[Figure record extracts]

- - - - - - -

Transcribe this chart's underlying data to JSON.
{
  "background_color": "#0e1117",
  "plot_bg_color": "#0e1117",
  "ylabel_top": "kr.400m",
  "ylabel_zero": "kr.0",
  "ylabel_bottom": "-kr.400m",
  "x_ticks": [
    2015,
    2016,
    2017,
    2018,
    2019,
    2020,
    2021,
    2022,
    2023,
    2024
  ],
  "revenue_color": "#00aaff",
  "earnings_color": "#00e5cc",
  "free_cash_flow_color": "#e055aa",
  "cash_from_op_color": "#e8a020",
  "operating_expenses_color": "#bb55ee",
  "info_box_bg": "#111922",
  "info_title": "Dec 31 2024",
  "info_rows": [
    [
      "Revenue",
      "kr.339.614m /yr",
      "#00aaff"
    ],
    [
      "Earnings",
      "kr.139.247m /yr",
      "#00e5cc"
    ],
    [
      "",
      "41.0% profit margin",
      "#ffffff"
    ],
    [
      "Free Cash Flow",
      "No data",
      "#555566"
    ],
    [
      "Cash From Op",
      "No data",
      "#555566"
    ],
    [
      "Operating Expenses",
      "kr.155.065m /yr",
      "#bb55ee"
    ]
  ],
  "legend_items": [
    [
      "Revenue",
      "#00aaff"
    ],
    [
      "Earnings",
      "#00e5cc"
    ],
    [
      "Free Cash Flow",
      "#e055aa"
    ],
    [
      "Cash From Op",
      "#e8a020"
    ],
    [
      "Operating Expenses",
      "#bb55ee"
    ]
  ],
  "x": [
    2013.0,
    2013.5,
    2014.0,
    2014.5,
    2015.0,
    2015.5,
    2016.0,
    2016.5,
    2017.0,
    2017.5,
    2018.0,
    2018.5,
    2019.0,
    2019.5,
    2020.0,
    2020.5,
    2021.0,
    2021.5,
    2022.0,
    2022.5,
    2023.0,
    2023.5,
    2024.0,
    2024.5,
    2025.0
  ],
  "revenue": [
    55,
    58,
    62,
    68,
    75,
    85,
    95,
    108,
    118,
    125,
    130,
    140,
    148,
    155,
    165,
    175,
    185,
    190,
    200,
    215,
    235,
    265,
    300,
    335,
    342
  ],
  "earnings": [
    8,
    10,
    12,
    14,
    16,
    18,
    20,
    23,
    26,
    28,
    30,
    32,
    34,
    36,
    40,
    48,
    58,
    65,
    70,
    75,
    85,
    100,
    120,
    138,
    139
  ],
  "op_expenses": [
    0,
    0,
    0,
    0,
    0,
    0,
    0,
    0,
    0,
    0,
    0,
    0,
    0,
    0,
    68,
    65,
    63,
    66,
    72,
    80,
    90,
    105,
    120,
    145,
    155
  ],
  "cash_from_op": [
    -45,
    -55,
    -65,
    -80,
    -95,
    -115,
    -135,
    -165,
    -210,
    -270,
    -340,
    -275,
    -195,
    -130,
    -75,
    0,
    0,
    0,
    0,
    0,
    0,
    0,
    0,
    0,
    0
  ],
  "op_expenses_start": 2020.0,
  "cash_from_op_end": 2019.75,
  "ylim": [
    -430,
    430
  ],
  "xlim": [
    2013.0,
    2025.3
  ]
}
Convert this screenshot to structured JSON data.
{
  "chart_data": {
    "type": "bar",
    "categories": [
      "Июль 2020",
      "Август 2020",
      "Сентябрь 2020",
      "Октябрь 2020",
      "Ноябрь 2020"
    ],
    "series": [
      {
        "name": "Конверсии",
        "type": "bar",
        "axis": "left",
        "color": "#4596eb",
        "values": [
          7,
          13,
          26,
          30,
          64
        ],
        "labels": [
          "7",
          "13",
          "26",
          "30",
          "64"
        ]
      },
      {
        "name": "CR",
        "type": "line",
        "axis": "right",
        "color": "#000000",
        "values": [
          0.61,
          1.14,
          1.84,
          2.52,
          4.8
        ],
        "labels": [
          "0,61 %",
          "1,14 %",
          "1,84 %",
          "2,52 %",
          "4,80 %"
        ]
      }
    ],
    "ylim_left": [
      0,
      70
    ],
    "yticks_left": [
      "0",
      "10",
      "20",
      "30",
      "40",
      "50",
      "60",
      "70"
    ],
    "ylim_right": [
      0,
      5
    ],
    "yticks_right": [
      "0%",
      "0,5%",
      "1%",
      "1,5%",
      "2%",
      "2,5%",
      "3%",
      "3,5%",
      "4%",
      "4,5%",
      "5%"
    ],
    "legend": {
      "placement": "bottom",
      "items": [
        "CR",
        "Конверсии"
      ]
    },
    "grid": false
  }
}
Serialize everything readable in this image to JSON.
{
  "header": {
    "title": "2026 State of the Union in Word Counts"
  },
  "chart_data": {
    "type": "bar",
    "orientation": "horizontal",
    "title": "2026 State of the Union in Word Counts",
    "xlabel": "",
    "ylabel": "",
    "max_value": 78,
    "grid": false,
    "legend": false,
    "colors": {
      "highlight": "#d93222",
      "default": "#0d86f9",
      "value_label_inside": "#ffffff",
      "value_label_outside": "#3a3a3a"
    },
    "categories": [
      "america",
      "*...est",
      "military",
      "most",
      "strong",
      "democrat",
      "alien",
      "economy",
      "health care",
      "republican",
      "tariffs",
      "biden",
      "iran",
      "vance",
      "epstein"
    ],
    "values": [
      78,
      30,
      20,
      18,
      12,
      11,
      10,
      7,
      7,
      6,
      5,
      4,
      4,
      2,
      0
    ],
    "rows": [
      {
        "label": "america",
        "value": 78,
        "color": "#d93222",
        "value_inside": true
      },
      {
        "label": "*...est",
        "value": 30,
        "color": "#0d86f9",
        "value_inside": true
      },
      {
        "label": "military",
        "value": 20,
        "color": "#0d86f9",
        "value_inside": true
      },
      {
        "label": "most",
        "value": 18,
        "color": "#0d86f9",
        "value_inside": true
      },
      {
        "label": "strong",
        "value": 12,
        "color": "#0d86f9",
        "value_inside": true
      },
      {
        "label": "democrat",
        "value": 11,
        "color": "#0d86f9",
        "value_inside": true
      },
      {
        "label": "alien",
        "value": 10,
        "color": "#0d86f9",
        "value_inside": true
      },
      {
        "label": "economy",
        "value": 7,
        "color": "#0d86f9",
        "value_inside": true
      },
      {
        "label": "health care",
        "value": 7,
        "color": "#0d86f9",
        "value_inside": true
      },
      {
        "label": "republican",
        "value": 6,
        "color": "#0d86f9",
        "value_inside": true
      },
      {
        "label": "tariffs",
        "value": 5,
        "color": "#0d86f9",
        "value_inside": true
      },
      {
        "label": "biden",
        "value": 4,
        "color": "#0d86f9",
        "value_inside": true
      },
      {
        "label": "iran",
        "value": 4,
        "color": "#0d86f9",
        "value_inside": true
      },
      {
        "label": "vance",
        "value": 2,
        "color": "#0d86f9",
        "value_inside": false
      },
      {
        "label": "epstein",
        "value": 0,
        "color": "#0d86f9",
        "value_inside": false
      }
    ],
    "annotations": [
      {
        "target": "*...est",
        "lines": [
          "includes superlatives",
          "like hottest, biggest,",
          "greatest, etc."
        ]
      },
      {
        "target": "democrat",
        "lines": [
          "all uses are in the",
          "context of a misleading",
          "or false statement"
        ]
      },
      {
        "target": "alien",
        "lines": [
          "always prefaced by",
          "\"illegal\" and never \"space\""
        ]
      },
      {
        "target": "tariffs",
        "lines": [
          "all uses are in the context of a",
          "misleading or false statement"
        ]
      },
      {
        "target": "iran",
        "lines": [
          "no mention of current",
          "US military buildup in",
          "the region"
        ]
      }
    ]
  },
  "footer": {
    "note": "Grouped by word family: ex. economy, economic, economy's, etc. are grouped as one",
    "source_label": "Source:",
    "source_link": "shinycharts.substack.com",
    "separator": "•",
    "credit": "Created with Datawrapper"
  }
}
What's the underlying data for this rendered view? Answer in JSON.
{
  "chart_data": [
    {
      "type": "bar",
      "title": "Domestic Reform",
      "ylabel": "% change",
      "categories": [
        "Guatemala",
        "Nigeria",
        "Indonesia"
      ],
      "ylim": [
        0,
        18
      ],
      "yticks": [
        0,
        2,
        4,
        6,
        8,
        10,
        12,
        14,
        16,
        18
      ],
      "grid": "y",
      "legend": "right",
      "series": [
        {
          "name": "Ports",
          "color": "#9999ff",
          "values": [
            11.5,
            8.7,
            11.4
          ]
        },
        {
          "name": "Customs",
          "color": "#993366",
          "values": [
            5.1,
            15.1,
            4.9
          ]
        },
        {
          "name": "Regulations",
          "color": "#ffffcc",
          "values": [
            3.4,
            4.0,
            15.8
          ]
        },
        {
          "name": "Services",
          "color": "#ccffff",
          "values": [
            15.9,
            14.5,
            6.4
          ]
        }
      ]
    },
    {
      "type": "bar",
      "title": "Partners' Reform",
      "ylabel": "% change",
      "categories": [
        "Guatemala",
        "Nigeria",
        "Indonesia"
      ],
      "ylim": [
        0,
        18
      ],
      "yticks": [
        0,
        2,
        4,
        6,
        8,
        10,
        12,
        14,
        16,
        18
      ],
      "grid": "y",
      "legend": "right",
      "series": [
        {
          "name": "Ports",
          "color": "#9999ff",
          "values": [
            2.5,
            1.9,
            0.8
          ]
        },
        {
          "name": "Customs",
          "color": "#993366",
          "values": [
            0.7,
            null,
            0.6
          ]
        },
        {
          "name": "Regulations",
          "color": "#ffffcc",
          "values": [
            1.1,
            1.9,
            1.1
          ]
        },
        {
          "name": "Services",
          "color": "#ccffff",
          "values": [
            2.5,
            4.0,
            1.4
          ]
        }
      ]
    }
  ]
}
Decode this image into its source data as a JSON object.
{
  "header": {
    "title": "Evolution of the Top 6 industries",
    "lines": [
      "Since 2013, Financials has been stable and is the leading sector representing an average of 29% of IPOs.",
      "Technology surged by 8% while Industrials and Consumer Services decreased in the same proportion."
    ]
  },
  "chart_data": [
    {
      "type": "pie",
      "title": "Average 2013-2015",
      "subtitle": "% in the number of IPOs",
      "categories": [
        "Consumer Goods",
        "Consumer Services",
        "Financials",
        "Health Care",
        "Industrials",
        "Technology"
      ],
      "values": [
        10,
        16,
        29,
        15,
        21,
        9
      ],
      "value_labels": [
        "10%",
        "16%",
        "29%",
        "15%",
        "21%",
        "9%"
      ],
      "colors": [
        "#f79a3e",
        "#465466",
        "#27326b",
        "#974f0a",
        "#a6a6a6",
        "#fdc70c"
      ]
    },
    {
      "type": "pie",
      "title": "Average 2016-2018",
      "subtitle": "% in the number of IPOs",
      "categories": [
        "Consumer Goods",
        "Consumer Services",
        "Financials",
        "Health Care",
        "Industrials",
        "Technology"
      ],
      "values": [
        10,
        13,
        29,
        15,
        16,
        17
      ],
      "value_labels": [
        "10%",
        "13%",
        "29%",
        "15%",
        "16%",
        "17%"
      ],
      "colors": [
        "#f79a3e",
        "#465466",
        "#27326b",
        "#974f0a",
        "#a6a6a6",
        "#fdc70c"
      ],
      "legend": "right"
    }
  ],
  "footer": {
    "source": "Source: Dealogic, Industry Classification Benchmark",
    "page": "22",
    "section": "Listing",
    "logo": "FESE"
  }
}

- - - - - - -

== AIM ==
Copy all lines from the data that hold the word "this".

== ANSWER BELOW ==
Transcribe this chart's underlying data to JSON.
Convert this screenshot to structured JSON data.
Serialize everything readable in this image to JSON.
What's the underlying data for this rendered view? Answer in JSON.
Decode this image into its source data as a JSON object.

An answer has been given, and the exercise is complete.